Written request :: Scan the entries and tally the lines that include the string "ยนฟอนต". Reply with the figure alone.

Stored dataset items ::
** START **

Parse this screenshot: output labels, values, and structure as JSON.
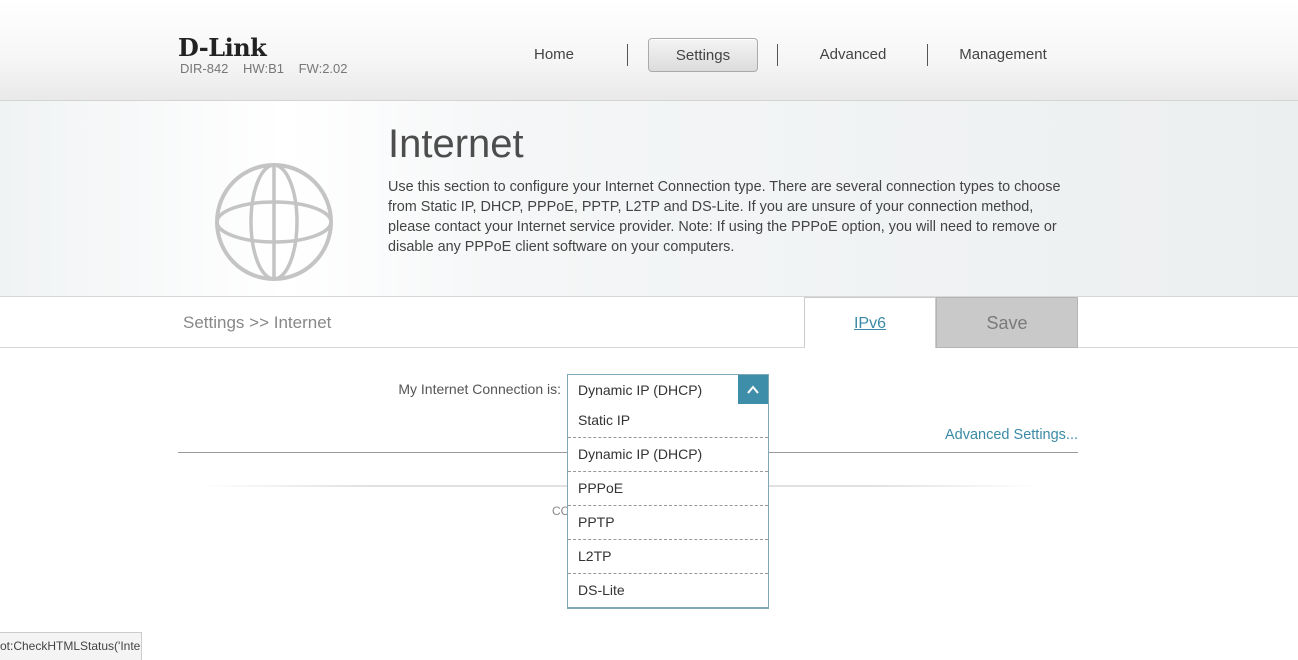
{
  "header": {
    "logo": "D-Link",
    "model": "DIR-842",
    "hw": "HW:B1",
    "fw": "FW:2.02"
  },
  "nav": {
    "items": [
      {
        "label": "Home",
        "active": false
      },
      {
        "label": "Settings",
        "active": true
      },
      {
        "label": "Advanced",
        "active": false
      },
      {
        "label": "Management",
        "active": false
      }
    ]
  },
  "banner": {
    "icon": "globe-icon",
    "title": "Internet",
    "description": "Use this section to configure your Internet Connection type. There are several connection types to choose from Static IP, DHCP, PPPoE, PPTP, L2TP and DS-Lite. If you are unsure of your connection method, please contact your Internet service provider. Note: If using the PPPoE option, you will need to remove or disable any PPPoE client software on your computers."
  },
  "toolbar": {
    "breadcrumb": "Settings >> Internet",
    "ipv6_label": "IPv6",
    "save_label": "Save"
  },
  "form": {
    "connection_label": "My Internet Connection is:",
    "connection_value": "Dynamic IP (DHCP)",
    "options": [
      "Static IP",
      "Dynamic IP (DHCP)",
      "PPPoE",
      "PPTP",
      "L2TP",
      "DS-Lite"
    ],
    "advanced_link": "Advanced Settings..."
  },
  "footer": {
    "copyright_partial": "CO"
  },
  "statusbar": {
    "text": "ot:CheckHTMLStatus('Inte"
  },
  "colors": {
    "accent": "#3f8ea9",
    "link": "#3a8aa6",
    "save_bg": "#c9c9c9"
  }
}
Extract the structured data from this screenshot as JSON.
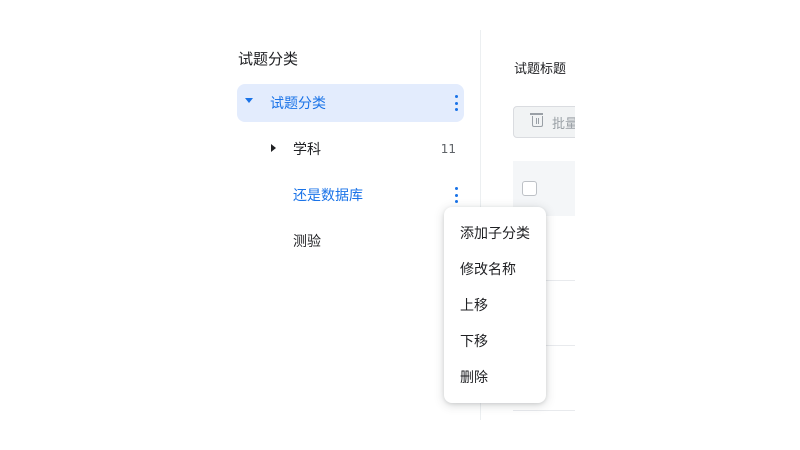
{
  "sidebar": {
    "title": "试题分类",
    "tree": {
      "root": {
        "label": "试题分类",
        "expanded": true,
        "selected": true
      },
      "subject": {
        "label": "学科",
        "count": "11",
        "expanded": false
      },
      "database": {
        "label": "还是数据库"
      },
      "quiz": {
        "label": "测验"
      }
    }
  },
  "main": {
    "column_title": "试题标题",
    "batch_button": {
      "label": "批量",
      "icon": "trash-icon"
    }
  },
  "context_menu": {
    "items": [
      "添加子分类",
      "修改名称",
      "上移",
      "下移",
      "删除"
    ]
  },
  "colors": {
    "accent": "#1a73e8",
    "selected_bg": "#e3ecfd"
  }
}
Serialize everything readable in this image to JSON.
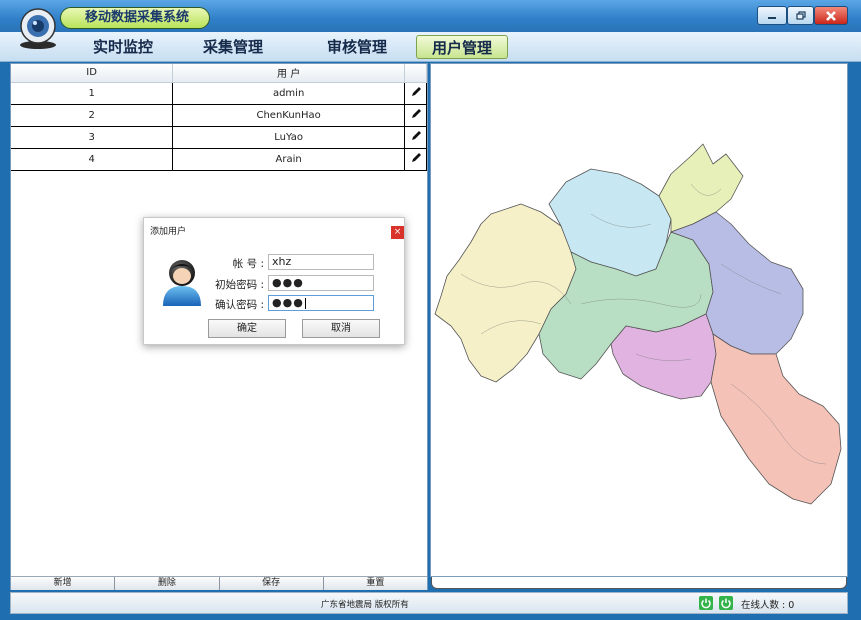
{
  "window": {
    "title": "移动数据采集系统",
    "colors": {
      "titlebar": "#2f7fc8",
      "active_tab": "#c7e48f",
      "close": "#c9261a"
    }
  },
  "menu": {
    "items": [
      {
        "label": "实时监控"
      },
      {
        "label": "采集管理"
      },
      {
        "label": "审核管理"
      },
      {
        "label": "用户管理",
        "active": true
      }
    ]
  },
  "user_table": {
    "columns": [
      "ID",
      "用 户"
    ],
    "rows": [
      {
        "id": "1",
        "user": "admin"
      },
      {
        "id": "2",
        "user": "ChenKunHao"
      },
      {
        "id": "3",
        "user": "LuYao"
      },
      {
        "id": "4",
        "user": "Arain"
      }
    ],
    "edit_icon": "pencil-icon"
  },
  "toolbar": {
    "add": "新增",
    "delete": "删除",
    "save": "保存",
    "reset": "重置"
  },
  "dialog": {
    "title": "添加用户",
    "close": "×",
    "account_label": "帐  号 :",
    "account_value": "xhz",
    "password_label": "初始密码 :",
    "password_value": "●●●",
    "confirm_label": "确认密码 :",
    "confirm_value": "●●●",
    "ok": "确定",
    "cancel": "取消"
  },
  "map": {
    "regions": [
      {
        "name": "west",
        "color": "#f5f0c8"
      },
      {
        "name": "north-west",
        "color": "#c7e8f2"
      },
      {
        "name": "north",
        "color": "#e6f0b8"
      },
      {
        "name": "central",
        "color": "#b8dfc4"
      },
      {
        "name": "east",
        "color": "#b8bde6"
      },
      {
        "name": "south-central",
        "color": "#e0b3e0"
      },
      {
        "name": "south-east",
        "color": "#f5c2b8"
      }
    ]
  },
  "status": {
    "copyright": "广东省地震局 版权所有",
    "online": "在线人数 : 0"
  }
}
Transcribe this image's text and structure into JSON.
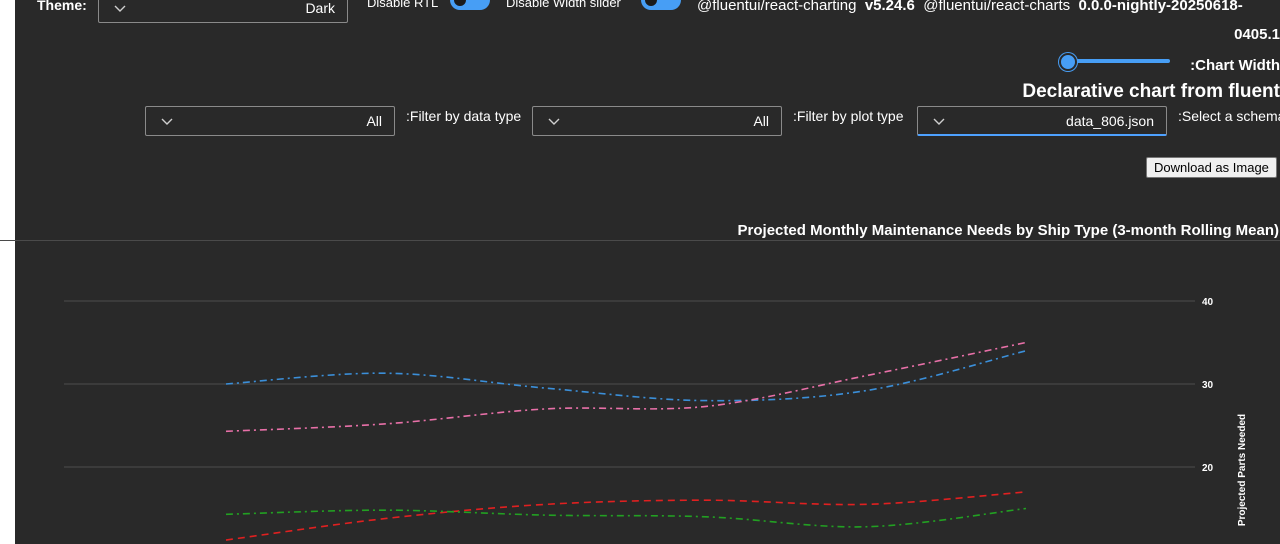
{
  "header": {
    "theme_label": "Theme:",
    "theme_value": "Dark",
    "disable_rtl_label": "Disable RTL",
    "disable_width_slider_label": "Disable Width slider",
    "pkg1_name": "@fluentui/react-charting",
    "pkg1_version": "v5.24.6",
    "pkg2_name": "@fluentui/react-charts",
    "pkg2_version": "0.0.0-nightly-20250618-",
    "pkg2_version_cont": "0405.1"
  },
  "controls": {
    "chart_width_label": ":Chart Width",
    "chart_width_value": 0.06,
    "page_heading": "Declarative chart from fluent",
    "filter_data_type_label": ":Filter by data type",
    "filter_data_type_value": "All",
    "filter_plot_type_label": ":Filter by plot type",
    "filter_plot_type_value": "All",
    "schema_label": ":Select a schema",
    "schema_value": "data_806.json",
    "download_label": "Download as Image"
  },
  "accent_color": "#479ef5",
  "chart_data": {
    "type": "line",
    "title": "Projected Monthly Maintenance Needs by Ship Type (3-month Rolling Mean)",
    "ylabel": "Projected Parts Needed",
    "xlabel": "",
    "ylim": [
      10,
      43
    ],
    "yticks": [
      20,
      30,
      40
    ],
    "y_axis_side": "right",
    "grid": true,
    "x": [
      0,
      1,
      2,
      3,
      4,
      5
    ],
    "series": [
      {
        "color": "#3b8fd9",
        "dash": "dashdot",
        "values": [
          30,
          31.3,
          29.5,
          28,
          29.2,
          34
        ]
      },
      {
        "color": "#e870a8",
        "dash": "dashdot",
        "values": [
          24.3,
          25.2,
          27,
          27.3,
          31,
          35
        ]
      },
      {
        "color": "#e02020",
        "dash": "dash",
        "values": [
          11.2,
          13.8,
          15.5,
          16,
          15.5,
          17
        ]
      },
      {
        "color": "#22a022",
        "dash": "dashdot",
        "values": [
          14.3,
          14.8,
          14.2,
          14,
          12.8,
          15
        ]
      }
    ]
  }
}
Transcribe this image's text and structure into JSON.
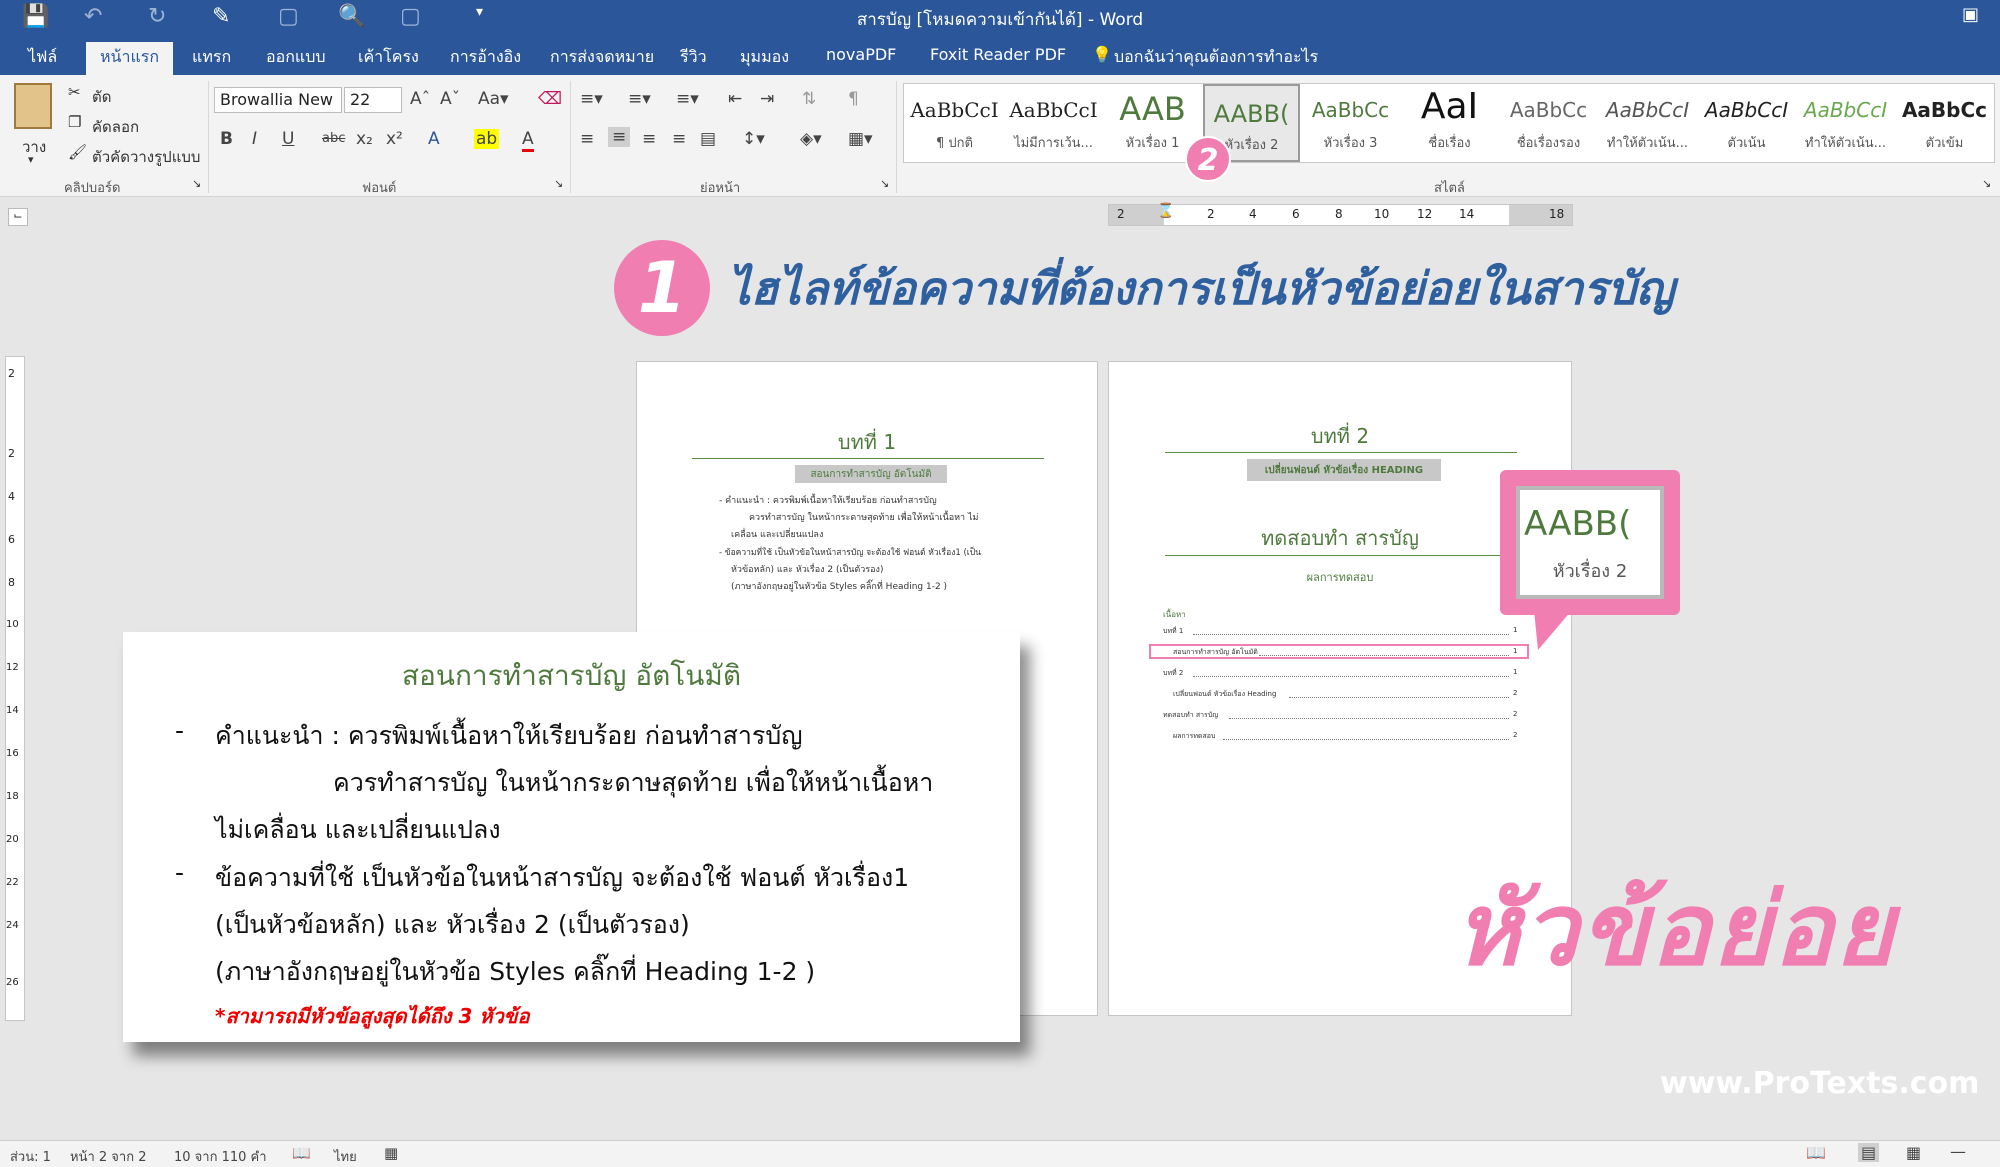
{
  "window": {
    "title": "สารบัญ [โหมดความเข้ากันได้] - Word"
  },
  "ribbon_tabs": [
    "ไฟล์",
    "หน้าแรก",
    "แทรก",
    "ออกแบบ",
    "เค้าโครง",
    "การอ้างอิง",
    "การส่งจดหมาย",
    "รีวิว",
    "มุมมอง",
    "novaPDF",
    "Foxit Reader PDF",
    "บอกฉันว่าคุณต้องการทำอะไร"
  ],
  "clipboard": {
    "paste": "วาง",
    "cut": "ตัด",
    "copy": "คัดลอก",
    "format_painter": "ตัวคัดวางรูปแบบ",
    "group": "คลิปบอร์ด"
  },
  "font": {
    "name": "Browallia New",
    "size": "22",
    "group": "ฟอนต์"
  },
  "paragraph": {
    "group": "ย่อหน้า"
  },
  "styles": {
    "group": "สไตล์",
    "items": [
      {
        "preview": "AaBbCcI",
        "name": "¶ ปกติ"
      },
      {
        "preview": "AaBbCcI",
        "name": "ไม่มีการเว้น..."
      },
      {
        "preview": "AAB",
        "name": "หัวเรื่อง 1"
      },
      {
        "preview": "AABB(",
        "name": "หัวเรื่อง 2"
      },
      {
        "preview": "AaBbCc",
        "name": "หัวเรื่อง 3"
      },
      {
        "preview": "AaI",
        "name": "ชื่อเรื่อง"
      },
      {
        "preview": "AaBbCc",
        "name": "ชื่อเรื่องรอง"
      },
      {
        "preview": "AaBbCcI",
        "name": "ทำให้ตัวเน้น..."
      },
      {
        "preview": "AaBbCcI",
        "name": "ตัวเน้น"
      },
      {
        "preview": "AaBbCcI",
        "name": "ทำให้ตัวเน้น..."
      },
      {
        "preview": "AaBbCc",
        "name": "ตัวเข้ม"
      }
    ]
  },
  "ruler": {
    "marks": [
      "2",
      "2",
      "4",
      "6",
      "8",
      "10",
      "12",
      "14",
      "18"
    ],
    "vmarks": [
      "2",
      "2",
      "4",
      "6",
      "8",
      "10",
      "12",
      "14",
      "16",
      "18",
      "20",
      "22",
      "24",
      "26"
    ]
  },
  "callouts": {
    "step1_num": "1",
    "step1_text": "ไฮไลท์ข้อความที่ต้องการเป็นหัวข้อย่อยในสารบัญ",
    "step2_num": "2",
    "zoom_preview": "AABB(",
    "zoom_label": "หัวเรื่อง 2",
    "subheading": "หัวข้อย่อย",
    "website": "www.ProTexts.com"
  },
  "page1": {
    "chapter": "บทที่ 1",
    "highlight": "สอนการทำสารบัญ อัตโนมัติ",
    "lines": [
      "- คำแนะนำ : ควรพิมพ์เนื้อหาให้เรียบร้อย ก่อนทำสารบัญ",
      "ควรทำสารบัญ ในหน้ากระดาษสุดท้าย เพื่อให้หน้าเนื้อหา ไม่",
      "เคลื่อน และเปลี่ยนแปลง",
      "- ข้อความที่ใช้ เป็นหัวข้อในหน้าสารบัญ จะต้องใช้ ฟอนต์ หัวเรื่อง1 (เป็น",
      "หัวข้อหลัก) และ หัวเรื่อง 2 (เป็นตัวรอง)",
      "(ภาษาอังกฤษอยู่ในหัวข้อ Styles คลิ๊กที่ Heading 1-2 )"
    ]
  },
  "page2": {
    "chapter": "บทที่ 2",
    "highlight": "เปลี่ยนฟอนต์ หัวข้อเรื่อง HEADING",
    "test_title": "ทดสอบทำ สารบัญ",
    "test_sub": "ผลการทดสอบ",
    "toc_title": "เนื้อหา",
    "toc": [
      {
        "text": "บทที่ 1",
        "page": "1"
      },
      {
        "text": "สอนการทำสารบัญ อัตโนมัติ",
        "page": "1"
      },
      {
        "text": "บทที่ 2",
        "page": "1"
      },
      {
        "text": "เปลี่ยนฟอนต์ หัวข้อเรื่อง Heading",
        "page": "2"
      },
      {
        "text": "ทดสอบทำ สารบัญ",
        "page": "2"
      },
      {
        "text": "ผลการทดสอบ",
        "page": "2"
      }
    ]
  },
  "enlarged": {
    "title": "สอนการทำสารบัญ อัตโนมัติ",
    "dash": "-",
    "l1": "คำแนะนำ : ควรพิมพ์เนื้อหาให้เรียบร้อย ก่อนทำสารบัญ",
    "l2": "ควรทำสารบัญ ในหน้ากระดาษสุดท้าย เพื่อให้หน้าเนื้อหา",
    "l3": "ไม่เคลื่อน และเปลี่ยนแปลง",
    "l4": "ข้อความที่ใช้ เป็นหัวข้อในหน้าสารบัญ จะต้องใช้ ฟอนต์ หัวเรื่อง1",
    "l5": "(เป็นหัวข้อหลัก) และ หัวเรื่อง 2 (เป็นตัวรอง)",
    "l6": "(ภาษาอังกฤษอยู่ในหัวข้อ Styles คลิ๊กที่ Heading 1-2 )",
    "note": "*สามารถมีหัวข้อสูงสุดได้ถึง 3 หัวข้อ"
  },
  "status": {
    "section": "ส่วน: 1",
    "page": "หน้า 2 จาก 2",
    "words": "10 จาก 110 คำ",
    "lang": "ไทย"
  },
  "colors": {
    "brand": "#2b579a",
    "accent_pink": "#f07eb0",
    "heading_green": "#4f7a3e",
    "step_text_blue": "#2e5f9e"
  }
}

** END **

Output of the task :: 2